** BEGIN GIVEN RECORDS **
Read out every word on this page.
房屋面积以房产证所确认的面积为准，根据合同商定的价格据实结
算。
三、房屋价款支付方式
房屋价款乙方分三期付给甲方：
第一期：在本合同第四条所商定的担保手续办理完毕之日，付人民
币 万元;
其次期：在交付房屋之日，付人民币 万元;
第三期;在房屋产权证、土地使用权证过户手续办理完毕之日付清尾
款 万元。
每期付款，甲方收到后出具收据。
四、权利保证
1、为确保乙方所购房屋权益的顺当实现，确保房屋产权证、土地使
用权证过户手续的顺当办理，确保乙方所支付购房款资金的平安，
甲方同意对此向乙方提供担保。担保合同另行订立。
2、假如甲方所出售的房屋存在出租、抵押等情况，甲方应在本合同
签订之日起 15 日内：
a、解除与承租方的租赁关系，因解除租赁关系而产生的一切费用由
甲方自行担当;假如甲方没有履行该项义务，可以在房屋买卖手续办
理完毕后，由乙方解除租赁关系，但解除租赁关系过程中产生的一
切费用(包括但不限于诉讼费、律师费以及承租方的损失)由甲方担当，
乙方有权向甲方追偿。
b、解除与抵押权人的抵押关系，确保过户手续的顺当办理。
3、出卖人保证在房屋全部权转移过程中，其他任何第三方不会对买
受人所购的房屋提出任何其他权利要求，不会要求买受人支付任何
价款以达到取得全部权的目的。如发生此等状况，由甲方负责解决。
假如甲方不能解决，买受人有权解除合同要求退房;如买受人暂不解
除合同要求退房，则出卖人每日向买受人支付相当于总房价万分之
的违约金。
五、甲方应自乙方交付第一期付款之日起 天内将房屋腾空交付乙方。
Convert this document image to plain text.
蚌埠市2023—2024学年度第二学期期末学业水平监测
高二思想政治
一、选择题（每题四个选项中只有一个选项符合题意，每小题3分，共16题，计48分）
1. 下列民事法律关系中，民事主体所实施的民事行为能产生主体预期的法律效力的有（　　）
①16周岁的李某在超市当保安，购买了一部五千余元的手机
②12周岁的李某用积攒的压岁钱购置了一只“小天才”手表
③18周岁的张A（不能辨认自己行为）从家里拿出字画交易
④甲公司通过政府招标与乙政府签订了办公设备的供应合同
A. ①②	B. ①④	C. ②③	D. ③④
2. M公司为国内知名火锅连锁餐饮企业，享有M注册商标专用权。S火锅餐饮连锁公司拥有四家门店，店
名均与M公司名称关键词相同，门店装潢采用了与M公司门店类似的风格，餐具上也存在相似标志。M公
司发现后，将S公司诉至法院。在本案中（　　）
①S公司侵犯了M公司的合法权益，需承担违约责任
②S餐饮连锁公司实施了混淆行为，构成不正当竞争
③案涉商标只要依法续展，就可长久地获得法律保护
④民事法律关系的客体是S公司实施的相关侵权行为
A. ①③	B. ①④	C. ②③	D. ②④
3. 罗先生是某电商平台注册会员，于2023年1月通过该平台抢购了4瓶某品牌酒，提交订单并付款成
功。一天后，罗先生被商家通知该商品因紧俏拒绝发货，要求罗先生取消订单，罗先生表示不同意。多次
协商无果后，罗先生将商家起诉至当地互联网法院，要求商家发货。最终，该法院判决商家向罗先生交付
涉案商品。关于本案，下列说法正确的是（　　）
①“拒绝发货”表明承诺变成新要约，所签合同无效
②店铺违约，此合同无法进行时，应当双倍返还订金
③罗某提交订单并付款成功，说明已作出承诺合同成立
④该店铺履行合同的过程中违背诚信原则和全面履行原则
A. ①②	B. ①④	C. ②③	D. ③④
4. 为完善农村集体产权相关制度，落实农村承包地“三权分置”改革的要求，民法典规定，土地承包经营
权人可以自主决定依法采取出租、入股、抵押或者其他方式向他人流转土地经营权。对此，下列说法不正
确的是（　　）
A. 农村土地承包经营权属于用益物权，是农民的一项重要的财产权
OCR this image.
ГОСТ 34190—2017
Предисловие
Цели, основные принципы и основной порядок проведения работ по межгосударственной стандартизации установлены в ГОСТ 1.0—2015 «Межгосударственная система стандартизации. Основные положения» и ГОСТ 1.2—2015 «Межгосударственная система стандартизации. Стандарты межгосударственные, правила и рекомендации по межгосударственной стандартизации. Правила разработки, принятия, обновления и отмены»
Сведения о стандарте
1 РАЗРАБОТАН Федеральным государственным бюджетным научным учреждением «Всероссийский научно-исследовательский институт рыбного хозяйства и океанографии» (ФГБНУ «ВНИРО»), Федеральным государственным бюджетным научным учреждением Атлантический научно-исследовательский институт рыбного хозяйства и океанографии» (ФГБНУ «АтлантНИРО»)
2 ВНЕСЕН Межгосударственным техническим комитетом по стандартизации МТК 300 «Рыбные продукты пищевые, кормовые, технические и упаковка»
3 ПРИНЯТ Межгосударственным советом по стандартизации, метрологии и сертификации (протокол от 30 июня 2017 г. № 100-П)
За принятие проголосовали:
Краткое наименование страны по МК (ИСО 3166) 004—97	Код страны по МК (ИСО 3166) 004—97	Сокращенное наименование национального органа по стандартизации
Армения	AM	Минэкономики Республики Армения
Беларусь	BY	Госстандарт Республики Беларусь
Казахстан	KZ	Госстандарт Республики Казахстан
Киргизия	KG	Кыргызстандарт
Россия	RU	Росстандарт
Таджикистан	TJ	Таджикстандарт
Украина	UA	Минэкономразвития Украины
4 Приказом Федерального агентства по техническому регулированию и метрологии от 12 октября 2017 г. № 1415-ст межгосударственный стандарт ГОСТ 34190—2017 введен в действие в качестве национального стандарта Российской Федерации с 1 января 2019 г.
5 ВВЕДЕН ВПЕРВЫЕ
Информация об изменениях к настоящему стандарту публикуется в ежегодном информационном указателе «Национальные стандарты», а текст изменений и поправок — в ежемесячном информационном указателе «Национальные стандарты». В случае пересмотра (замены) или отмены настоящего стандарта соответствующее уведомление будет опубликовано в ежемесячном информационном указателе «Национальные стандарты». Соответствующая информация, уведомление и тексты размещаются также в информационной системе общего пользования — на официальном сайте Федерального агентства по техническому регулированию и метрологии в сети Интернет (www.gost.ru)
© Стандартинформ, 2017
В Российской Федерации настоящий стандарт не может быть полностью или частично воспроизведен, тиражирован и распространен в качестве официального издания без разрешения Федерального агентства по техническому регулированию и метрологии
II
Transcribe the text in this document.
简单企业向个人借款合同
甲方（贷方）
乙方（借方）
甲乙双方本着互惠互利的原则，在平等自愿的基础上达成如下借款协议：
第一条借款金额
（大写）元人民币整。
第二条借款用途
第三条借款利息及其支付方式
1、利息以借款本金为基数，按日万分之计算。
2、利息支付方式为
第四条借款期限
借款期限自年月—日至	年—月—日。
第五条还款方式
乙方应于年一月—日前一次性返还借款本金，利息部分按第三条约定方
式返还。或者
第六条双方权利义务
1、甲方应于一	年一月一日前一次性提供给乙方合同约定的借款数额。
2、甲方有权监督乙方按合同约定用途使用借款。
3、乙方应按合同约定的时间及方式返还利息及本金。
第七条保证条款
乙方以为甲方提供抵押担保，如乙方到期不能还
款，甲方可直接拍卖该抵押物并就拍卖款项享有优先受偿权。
** END GIVEN RECORDS **
§ **SET PROBLEM**
Copy out each line above, character for character.

§ **RESULT OF THE TASK**
Read out every word on this page.
房屋面积以房产证所确认的面积为准，根据合同商定的价格据实结
算。
三、房屋价款支付方式
房屋价款乙方分三期付给甲方：
第一期：在本合同第四条所商定的担保手续办理完毕之日，付人民
币 万元;
其次期：在交付房屋之日，付人民币 万元;
第三期;在房屋产权证、土地使用权证过户手续办理完毕之日付清尾
款 万元。
每期付款，甲方收到后出具收据。
四、权利保证
1、为确保乙方所购房屋权益的顺当实现，确保房屋产权证、土地使
用权证过户手续的顺当办理，确保乙方所支付购房款资金的平安，
甲方同意对此向乙方提供担保。担保合同另行订立。
2、假如甲方所出售的房屋存在出租、抵押等情况，甲方应在本合同
签订之日起 15 日内：
a、解除与承租方的租赁关系，因解除租赁关系而产生的一切费用由
甲方自行担当;假如甲方没有履行该项义务，可以在房屋买卖手续办
理完毕后，由乙方解除租赁关系，但解除租赁关系过程中产生的一
切费用(包括但不限于诉讼费、律师费以及承租方的损失)由甲方担当，
乙方有权向甲方追偿。
b、解除与抵押权人的抵押关系，确保过户手续的顺当办理。
3、出卖人保证在房屋全部权转移过程中，其他任何第三方不会对买
受人所购的房屋提出任何其他权利要求，不会要求买受人支付任何
价款以达到取得全部权的目的。如发生此等状况，由甲方负责解决。
假如甲方不能解决，买受人有权解除合同要求退房;如买受人暂不解
除合同要求退房，则出卖人每日向买受人支付相当于总房价万分之
的违约金。
五、甲方应自乙方交付第一期付款之日起 天内将房屋腾空交付乙方。
Convert this document image to plain text.
蚌埠市2023—2024学年度第二学期期末学业水平监测
高二思想政治
一、选择题（每题四个选项中只有一个选项符合题意，每小题3分，共16题，计48分）
1. 下列民事法律关系中，民事主体所实施的民事行为能产生主体预期的法律效力的有（　　）
①16周岁的李某在超市当保安，购买了一部五千余元的手机
②12周岁的李某用积攒的压岁钱购置了一只“小天才”手表
③18周岁的张A（不能辨认自己行为）从家里拿出字画交易
④甲公司通过政府招标与乙政府签订了办公设备的供应合同
A. ①②	B. ①④	C. ②③	D. ③④
2. M公司为国内知名火锅连锁餐饮企业，享有M注册商标专用权。S火锅餐饮连锁公司拥有四家门店，店
名均与M公司名称关键词相同，门店装潢采用了与M公司门店类似的风格，餐具上也存在相似标志。M公
司发现后，将S公司诉至法院。在本案中（　　）
①S公司侵犯了M公司的合法权益，需承担违约责任
②S餐饮连锁公司实施了混淆行为，构成不正当竞争
③案涉商标只要依法续展，就可长久地获得法律保护
④民事法律关系的客体是S公司实施的相关侵权行为
A. ①③	B. ①④	C. ②③	D. ②④
3. 罗先生是某电商平台注册会员，于2023年1月通过该平台抢购了4瓶某品牌酒，提交订单并付款成
功。一天后，罗先生被商家通知该商品因紧俏拒绝发货，要求罗先生取消订单，罗先生表示不同意。多次
协商无果后，罗先生将商家起诉至当地互联网法院，要求商家发货。最终，该法院判决商家向罗先生交付
涉案商品。关于本案，下列说法正确的是（　　）
①“拒绝发货”表明承诺变成新要约，所签合同无效
②店铺违约，此合同无法进行时，应当双倍返还订金
③罗某提交订单并付款成功，说明已作出承诺合同成立
④该店铺履行合同的过程中违背诚信原则和全面履行原则
A. ①②	B. ①④	C. ②③	D. ③④
4. 为完善农村集体产权相关制度，落实农村承包地“三权分置”改革的要求，民法典规定，土地承包经营
权人可以自主决定依法采取出租、入股、抵押或者其他方式向他人流转土地经营权。对此，下列说法不正
确的是（　　）
A. 农村土地承包经营权属于用益物权，是农民的一项重要的财产权
OCR this image.
ГОСТ 34190—2017
Предисловие
Цели, основные принципы и основной порядок проведения работ по межгосударственной стандартизации установлены в ГОСТ 1.0—2015 «Межгосударственная система стандартизации. Основные положения» и ГОСТ 1.2—2015 «Межгосударственная система стандартизации. Стандарты межгосударственные, правила и рекомендации по межгосударственной стандартизации. Правила разработки, принятия, обновления и отмены»
Сведения о стандарте
1 РАЗРАБОТАН Федеральным государственным бюджетным научным учреждением «Всероссийский научно-исследовательский институт рыбного хозяйства и океанографии» (ФГБНУ «ВНИРО»), Федеральным государственным бюджетным научным учреждением Атлантический научно-исследовательский институт рыбного хозяйства и океанографии» (ФГБНУ «АтлантНИРО»)
2 ВНЕСЕН Межгосударственным техническим комитетом по стандартизации МТК 300 «Рыбные продукты пищевые, кормовые, технические и упаковка»
3 ПРИНЯТ Межгосударственным советом по стандартизации, метрологии и сертификации (протокол от 30 июня 2017 г. № 100-П)
За принятие проголосовали:
Краткое наименование страны по МК (ИСО 3166) 004—97	Код страны по МК (ИСО 3166) 004—97	Сокращенное наименование национального органа по стандартизации
Армения	AM	Минэкономики Республики Армения
Беларусь	BY	Госстандарт Республики Беларусь
Казахстан	KZ	Госстандарт Республики Казахстан
Киргизия	KG	Кыргызстандарт
Россия	RU	Росстандарт
Таджикистан	TJ	Таджикстандарт
Украина	UA	Минэкономразвития Украины
4 Приказом Федерального агентства по техническому регулированию и метрологии от 12 октября 2017 г. № 1415-ст межгосударственный стандарт ГОСТ 34190—2017 введен в действие в качестве национального стандарта Российской Федерации с 1 января 2019 г.
5 ВВЕДЕН ВПЕРВЫЕ
Информация об изменениях к настоящему стандарту публикуется в ежегодном информационном указателе «Национальные стандарты», а текст изменений и поправок — в ежемесячном информационном указателе «Национальные стандарты». В случае пересмотра (замены) или отмены настоящего стандарта соответствующее уведомление будет опубликовано в ежемесячном информационном указателе «Национальные стандарты». Соответствующая информация, уведомление и тексты размещаются также в информационной системе общего пользования — на официальном сайте Федерального агентства по техническому регулированию и метрологии в сети Интернет (www.gost.ru)
© Стандартинформ, 2017
В Российской Федерации настоящий стандарт не может быть полностью или частично воспроизведен, тиражирован и распространен в качестве официального издания без разрешения Федерального агентства по техническому регулированию и метрологии
II
Transcribe the text in this document.
简单企业向个人借款合同
甲方（贷方）
乙方（借方）
甲乙双方本着互惠互利的原则，在平等自愿的基础上达成如下借款协议：
第一条借款金额
（大写）元人民币整。
第二条借款用途
第三条借款利息及其支付方式
1、利息以借款本金为基数，按日万分之计算。
2、利息支付方式为
第四条借款期限
借款期限自年月—日至	年—月—日。
第五条还款方式
乙方应于年一月—日前一次性返还借款本金，利息部分按第三条约定方
式返还。或者
第六条双方权利义务
1、甲方应于一	年一月一日前一次性提供给乙方合同约定的借款数额。
2、甲方有权监督乙方按合同约定用途使用借款。
3、乙方应按合同约定的时间及方式返还利息及本金。
第七条保证条款
乙方以为甲方提供抵押担保，如乙方到期不能还
款，甲方可直接拍卖该抵押物并就拍卖款项享有优先受偿权。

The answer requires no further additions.